#### STATED EXERCISE
Check each line of the data for "JSON" and select those that have it.

#### ROWS
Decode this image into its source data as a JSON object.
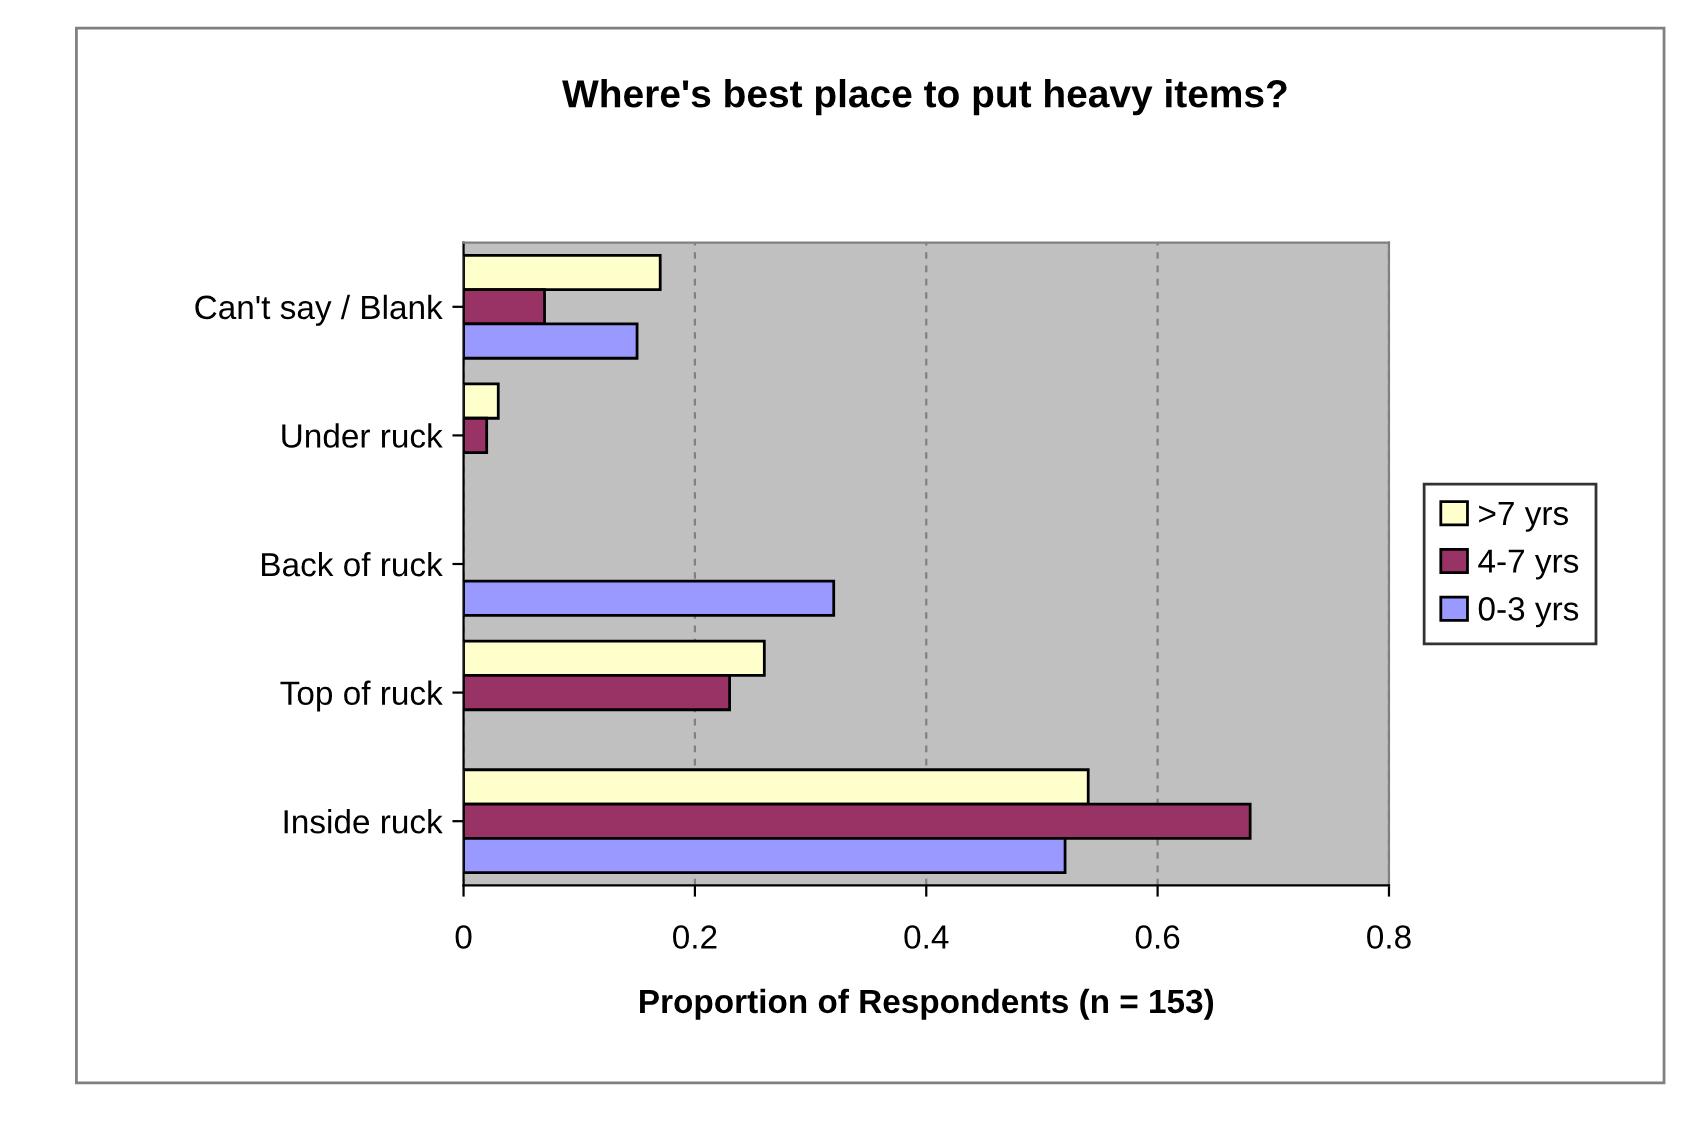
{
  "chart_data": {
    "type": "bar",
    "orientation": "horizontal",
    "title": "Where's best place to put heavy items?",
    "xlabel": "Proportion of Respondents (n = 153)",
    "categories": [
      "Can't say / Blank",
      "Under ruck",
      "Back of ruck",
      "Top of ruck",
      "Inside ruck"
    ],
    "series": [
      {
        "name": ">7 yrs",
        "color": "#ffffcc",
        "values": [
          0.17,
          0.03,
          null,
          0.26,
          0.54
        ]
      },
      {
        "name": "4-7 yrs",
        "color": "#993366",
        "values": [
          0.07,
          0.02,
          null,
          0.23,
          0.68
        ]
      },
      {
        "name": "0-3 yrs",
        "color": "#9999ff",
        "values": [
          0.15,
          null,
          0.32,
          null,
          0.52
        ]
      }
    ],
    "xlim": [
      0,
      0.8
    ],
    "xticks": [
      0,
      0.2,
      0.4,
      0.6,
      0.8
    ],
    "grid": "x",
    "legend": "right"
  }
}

--

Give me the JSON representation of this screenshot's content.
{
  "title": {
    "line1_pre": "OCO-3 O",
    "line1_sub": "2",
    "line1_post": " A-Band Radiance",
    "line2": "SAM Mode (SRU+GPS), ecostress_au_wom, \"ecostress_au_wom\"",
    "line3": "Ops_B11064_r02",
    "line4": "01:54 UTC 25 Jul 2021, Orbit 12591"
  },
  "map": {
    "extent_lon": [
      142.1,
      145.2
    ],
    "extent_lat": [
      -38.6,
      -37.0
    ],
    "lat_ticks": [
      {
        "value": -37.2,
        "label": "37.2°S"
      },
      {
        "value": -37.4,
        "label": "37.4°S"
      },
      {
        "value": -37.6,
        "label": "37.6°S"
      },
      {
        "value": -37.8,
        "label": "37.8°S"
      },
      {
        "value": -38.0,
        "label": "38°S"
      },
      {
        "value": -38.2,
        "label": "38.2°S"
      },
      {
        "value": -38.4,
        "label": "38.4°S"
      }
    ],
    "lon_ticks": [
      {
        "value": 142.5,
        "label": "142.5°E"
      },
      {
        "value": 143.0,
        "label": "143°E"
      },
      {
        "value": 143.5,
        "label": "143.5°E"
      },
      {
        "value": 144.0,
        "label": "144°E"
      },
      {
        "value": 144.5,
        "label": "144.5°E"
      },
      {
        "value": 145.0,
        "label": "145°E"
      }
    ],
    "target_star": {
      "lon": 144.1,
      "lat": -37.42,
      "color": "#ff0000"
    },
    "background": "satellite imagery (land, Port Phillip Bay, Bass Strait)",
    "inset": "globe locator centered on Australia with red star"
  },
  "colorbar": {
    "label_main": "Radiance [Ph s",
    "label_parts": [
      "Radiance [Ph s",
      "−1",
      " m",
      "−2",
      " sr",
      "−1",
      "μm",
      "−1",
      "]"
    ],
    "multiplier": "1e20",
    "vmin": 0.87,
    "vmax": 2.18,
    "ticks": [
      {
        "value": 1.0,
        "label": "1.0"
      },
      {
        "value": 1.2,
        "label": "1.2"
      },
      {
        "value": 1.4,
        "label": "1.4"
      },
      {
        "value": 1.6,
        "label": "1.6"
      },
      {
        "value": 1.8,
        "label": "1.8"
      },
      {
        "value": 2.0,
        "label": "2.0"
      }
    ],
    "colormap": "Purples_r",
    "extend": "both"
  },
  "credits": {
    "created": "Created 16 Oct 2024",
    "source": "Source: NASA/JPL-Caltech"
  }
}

...

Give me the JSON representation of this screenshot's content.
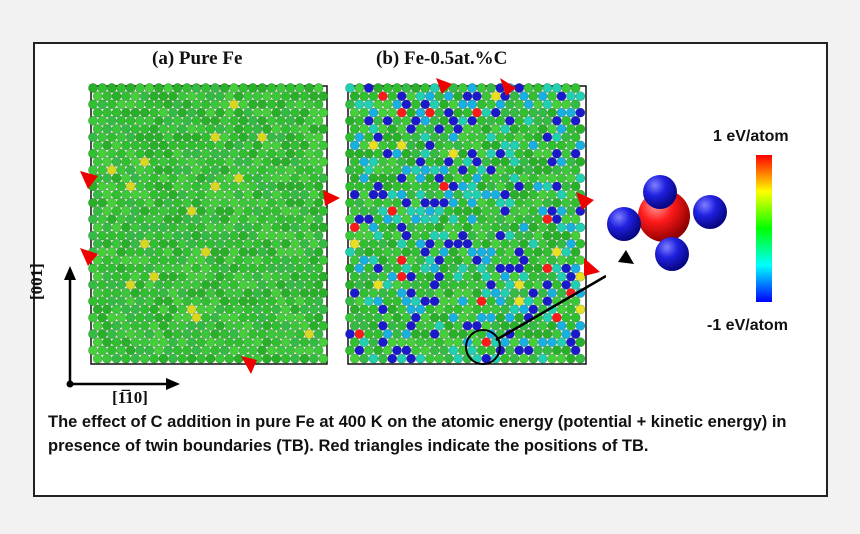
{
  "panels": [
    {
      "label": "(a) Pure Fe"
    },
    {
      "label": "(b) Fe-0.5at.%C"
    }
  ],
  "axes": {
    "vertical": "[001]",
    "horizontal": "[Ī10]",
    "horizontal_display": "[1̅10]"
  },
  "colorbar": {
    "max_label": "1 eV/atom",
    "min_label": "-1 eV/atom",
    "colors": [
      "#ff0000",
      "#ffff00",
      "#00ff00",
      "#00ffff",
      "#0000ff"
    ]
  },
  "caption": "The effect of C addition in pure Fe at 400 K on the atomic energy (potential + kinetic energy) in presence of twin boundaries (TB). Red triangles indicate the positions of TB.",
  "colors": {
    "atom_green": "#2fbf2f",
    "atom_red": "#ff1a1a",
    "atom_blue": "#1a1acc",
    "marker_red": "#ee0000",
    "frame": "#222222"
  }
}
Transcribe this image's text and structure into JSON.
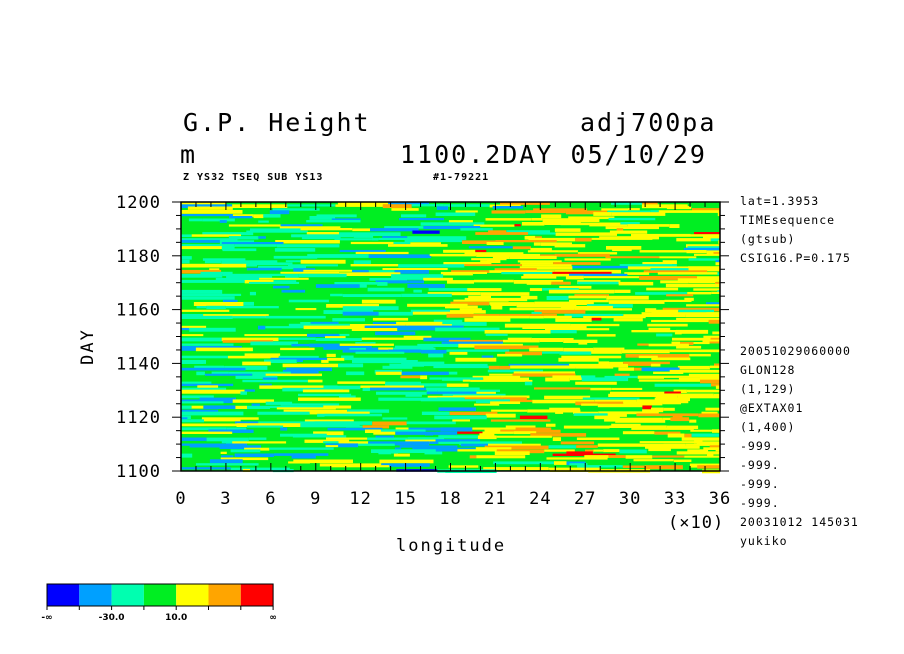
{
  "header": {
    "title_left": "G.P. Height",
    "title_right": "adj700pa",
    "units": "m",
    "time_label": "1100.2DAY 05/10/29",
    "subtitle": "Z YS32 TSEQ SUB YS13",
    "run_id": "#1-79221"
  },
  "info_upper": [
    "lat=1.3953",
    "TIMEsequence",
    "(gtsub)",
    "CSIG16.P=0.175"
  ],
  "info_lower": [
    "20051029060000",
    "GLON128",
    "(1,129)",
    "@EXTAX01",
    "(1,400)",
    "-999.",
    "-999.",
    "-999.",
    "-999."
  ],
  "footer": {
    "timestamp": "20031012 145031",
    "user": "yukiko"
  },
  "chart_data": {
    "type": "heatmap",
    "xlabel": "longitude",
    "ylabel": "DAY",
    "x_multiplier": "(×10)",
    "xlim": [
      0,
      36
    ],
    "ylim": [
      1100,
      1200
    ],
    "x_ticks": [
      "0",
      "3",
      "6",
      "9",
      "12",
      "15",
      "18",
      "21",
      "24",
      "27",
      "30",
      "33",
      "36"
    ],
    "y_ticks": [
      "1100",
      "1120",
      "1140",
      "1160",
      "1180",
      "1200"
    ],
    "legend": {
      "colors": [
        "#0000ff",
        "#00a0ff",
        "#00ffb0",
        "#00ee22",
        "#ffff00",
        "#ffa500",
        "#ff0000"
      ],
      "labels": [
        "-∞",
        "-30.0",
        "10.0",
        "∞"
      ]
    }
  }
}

#### RESULT OF THE TASK
Decode this image into its source data as a JSON object.
Give me the JSON representation of this screenshot's content.
Give me the JSON representation of this screenshot's content.
Transcribe this image's text and structure into JSON.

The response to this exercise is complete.